Collected data entries
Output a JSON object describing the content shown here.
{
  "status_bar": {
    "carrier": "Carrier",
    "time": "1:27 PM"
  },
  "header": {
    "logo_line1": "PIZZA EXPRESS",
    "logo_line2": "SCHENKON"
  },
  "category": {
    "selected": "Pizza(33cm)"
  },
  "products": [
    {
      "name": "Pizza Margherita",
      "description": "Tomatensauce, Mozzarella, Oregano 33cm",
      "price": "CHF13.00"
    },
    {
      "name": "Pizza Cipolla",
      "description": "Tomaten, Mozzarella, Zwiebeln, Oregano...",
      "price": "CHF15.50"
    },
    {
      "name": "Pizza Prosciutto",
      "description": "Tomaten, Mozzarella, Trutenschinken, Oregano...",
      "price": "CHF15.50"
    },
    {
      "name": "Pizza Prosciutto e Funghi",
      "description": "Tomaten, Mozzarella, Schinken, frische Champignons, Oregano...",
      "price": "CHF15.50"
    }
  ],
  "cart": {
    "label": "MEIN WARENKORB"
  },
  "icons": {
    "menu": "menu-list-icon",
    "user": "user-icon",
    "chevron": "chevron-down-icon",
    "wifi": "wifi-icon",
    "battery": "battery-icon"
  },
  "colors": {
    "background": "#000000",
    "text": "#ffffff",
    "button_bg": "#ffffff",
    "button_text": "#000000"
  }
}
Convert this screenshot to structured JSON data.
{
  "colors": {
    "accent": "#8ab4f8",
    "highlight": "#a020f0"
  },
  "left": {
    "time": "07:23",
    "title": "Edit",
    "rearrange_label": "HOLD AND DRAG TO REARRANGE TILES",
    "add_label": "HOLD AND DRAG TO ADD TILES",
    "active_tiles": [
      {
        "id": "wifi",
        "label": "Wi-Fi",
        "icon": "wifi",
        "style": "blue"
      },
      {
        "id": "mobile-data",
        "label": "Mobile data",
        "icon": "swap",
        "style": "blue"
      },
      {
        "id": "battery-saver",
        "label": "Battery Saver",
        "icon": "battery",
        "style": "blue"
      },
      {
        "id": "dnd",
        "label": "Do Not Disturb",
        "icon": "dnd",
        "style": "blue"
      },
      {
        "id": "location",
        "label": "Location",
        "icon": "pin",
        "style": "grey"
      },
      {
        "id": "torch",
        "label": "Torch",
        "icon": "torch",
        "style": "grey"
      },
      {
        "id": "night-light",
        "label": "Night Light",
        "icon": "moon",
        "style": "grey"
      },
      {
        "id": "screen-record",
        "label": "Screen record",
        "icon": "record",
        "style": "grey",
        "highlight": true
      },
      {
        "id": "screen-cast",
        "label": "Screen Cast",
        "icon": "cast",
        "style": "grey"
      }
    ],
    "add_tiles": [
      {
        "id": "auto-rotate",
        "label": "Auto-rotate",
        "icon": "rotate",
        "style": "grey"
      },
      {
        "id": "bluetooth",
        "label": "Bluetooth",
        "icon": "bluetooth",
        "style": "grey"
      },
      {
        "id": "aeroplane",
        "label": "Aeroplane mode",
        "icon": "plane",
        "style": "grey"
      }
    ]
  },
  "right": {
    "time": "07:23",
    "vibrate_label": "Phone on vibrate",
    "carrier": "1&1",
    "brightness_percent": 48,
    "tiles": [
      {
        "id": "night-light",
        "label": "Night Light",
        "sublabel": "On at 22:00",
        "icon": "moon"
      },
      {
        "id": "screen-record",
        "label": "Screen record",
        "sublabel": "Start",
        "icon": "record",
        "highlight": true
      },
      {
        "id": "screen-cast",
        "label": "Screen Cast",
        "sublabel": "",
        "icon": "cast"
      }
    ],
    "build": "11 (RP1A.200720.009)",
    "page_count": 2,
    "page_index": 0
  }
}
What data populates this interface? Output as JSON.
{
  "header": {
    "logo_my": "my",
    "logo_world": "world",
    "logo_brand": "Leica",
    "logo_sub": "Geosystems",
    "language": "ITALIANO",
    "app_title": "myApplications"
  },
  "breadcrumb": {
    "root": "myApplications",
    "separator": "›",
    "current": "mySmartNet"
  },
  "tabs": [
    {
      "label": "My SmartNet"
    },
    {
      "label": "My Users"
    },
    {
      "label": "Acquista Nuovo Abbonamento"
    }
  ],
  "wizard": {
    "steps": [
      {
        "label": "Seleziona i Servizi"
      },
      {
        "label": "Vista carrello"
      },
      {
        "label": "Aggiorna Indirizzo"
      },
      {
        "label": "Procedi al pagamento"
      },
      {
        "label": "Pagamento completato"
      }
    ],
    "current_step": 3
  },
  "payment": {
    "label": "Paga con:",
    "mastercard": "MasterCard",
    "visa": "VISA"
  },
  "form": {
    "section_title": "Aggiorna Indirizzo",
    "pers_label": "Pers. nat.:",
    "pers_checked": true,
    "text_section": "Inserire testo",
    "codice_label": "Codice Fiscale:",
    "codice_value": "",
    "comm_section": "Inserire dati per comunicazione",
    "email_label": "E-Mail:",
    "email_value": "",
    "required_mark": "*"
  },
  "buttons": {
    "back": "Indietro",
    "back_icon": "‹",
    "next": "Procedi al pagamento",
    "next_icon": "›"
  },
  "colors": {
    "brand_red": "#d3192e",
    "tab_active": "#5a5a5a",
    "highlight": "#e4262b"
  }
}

TASK DESCRIPTION: Print out every record again, exactly and in full.

SOLUTION FOR THIS PROBLEM:
Output a JSON object describing the content shown here.
{
  "status_bar": {
    "carrier": "Carrier",
    "time": "1:27 PM"
  },
  "header": {
    "logo_line1": "PIZZA EXPRESS",
    "logo_line2": "SCHENKON"
  },
  "category": {
    "selected": "Pizza(33cm)"
  },
  "products": [
    {
      "name": "Pizza Margherita",
      "description": "Tomatensauce, Mozzarella, Oregano 33cm",
      "price": "CHF13.00"
    },
    {
      "name": "Pizza Cipolla",
      "description": "Tomaten, Mozzarella, Zwiebeln, Oregano...",
      "price": "CHF15.50"
    },
    {
      "name": "Pizza Prosciutto",
      "description": "Tomaten, Mozzarella, Trutenschinken, Oregano...",
      "price": "CHF15.50"
    },
    {
      "name": "Pizza Prosciutto e Funghi",
      "description": "Tomaten, Mozzarella, Schinken, frische Champignons, Oregano...",
      "price": "CHF15.50"
    }
  ],
  "cart": {
    "label": "MEIN WARENKORB"
  },
  "icons": {
    "menu": "menu-list-icon",
    "user": "user-icon",
    "chevron": "chevron-down-icon",
    "wifi": "wifi-icon",
    "battery": "battery-icon"
  },
  "colors": {
    "background": "#000000",
    "text": "#ffffff",
    "button_bg": "#ffffff",
    "button_text": "#000000"
  }
}
Convert this screenshot to structured JSON data.
{
  "colors": {
    "accent": "#8ab4f8",
    "highlight": "#a020f0"
  },
  "left": {
    "time": "07:23",
    "title": "Edit",
    "rearrange_label": "HOLD AND DRAG TO REARRANGE TILES",
    "add_label": "HOLD AND DRAG TO ADD TILES",
    "active_tiles": [
      {
        "id": "wifi",
        "label": "Wi-Fi",
        "icon": "wifi",
        "style": "blue"
      },
      {
        "id": "mobile-data",
        "label": "Mobile data",
        "icon": "swap",
        "style": "blue"
      },
      {
        "id": "battery-saver",
        "label": "Battery Saver",
        "icon": "battery",
        "style": "blue"
      },
      {
        "id": "dnd",
        "label": "Do Not Disturb",
        "icon": "dnd",
        "style": "blue"
      },
      {
        "id": "location",
        "label": "Location",
        "icon": "pin",
        "style": "grey"
      },
      {
        "id": "torch",
        "label": "Torch",
        "icon": "torch",
        "style": "grey"
      },
      {
        "id": "night-light",
        "label": "Night Light",
        "icon": "moon",
        "style": "grey"
      },
      {
        "id": "screen-record",
        "label": "Screen record",
        "icon": "record",
        "style": "grey",
        "highlight": true
      },
      {
        "id": "screen-cast",
        "label": "Screen Cast",
        "icon": "cast",
        "style": "grey"
      }
    ],
    "add_tiles": [
      {
        "id": "auto-rotate",
        "label": "Auto-rotate",
        "icon": "rotate",
        "style": "grey"
      },
      {
        "id": "bluetooth",
        "label": "Bluetooth",
        "icon": "bluetooth",
        "style": "grey"
      },
      {
        "id": "aeroplane",
        "label": "Aeroplane mode",
        "icon": "plane",
        "style": "grey"
      }
    ]
  },
  "right": {
    "time": "07:23",
    "vibrate_label": "Phone on vibrate",
    "carrier": "1&1",
    "brightness_percent": 48,
    "tiles": [
      {
        "id": "night-light",
        "label": "Night Light",
        "sublabel": "On at 22:00",
        "icon": "moon"
      },
      {
        "id": "screen-record",
        "label": "Screen record",
        "sublabel": "Start",
        "icon": "record",
        "highlight": true
      },
      {
        "id": "screen-cast",
        "label": "Screen Cast",
        "sublabel": "",
        "icon": "cast"
      }
    ],
    "build": "11 (RP1A.200720.009)",
    "page_count": 2,
    "page_index": 0
  }
}
What data populates this interface? Output as JSON.
{
  "header": {
    "logo_my": "my",
    "logo_world": "world",
    "logo_brand": "Leica",
    "logo_sub": "Geosystems",
    "language": "ITALIANO",
    "app_title": "myApplications"
  },
  "breadcrumb": {
    "root": "myApplications",
    "separator": "›",
    "current": "mySmartNet"
  },
  "tabs": [
    {
      "label": "My SmartNet"
    },
    {
      "label": "My Users"
    },
    {
      "label": "Acquista Nuovo Abbonamento"
    }
  ],
  "wizard": {
    "steps": [
      {
        "label": "Seleziona i Servizi"
      },
      {
        "label": "Vista carrello"
      },
      {
        "label": "Aggiorna Indirizzo"
      },
      {
        "label": "Procedi al pagamento"
      },
      {
        "label": "Pagamento completato"
      }
    ],
    "current_step": 3
  },
  "payment": {
    "label": "Paga con:",
    "mastercard": "MasterCard",
    "visa": "VISA"
  },
  "form": {
    "section_title": "Aggiorna Indirizzo",
    "pers_label": "Pers. nat.:",
    "pers_checked": true,
    "text_section": "Inserire testo",
    "codice_label": "Codice Fiscale:",
    "codice_value": "",
    "comm_section": "Inserire dati per comunicazione",
    "email_label": "E-Mail:",
    "email_value": "",
    "required_mark": "*"
  },
  "buttons": {
    "back": "Indietro",
    "back_icon": "‹",
    "next": "Procedi al pagamento",
    "next_icon": "›"
  },
  "colors": {
    "brand_red": "#d3192e",
    "tab_active": "#5a5a5a",
    "highlight": "#e4262b"
  }
}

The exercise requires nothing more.